▶ [WHAT YOU ARE ASKED TO DO]
Go through the data below and copy it exactly, skipping every picture.

** start RECORDS TO USE **

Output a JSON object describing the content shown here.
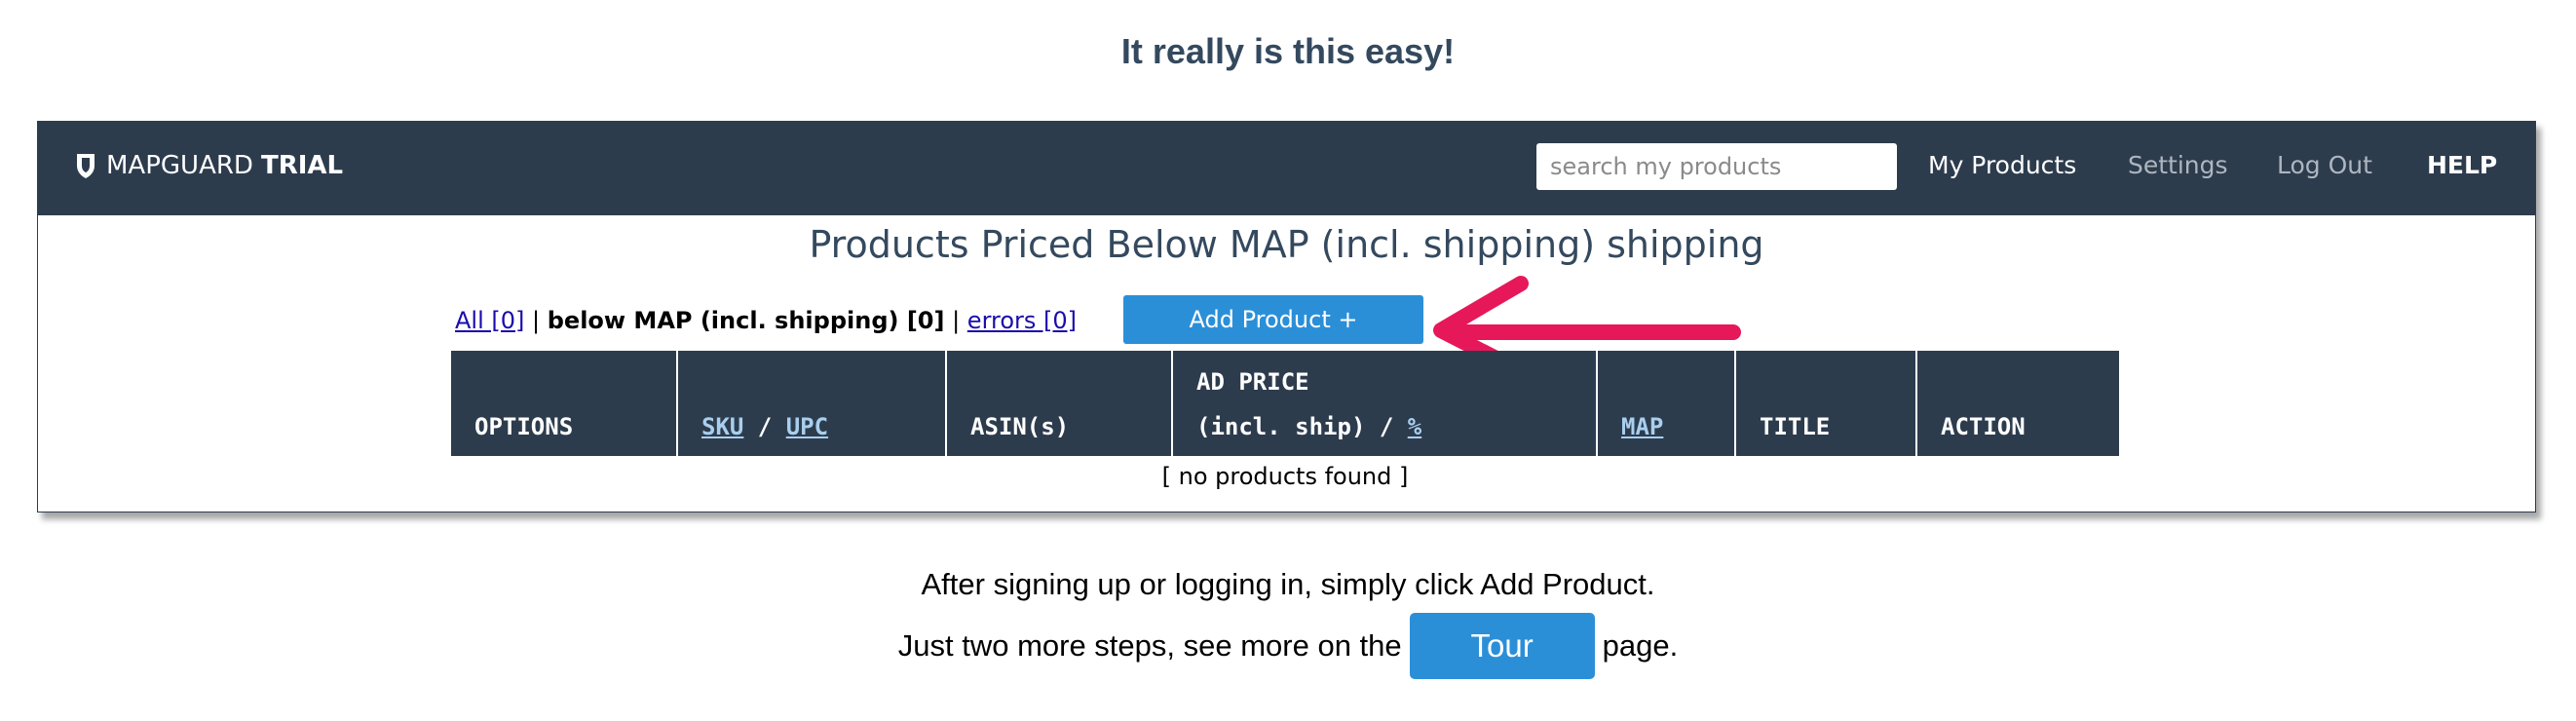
{
  "headline": "It really is this easy!",
  "navbar": {
    "brand_name": "MAPGUARD",
    "brand_suffix": "TRIAL",
    "search_placeholder": "search my products",
    "links": {
      "my_products": "My Products",
      "settings": "Settings",
      "log_out": "Log Out",
      "help": "HELP"
    }
  },
  "page_title": "Products Priced Below MAP (incl. shipping) shipping",
  "filters": {
    "all": "All [0]",
    "separator": " | ",
    "below_map": "below MAP (incl. shipping) [0]",
    "errors": "errors [0]"
  },
  "add_product_label": "Add Product +",
  "table": {
    "options": "OPTIONS",
    "sku": "SKU",
    "slash": " / ",
    "upc": "UPC",
    "asin": "ASIN(s)",
    "ad_price_line1": "AD PRICE",
    "ad_price_line2": "(incl. ship) / ",
    "percent": "%",
    "map": "MAP",
    "title": "TITLE",
    "action": "ACTION",
    "empty": "[ no products found ]"
  },
  "footer": {
    "line1": "After signing up or logging in, simply click Add Product.",
    "line2_before": "Just two more steps, see more on the",
    "tour_label": "Tour",
    "line2_after": "page."
  },
  "colors": {
    "navbar_bg": "#2d3c4d",
    "accent_blue": "#2b8fd8",
    "arrow_pink": "#e6185a"
  },
  "icons": {
    "brand": "shield-icon",
    "annotation": "arrow-left-icon"
  }
}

** end RECORDS TO USE **

▶ [THE ANSWER]
Output a JSON object describing the content shown here.
{
  "headline": "It really is this easy!",
  "navbar": {
    "brand_name": "MAPGUARD",
    "brand_suffix": "TRIAL",
    "search_placeholder": "search my products",
    "links": {
      "my_products": "My Products",
      "settings": "Settings",
      "log_out": "Log Out",
      "help": "HELP"
    }
  },
  "page_title": "Products Priced Below MAP (incl. shipping) shipping",
  "filters": {
    "all": "All [0]",
    "separator": " | ",
    "below_map": "below MAP (incl. shipping) [0]",
    "errors": "errors [0]"
  },
  "add_product_label": "Add Product +",
  "table": {
    "options": "OPTIONS",
    "sku": "SKU",
    "slash": " / ",
    "upc": "UPC",
    "asin": "ASIN(s)",
    "ad_price_line1": "AD PRICE",
    "ad_price_line2": "(incl. ship) / ",
    "percent": "%",
    "map": "MAP",
    "title": "TITLE",
    "action": "ACTION",
    "empty": "[ no products found ]"
  },
  "footer": {
    "line1": "After signing up or logging in, simply click Add Product.",
    "line2_before": "Just two more steps, see more on the",
    "tour_label": "Tour",
    "line2_after": "page."
  },
  "colors": {
    "navbar_bg": "#2d3c4d",
    "accent_blue": "#2b8fd8",
    "arrow_pink": "#e6185a"
  },
  "icons": {
    "brand": "shield-icon",
    "annotation": "arrow-left-icon"
  }
}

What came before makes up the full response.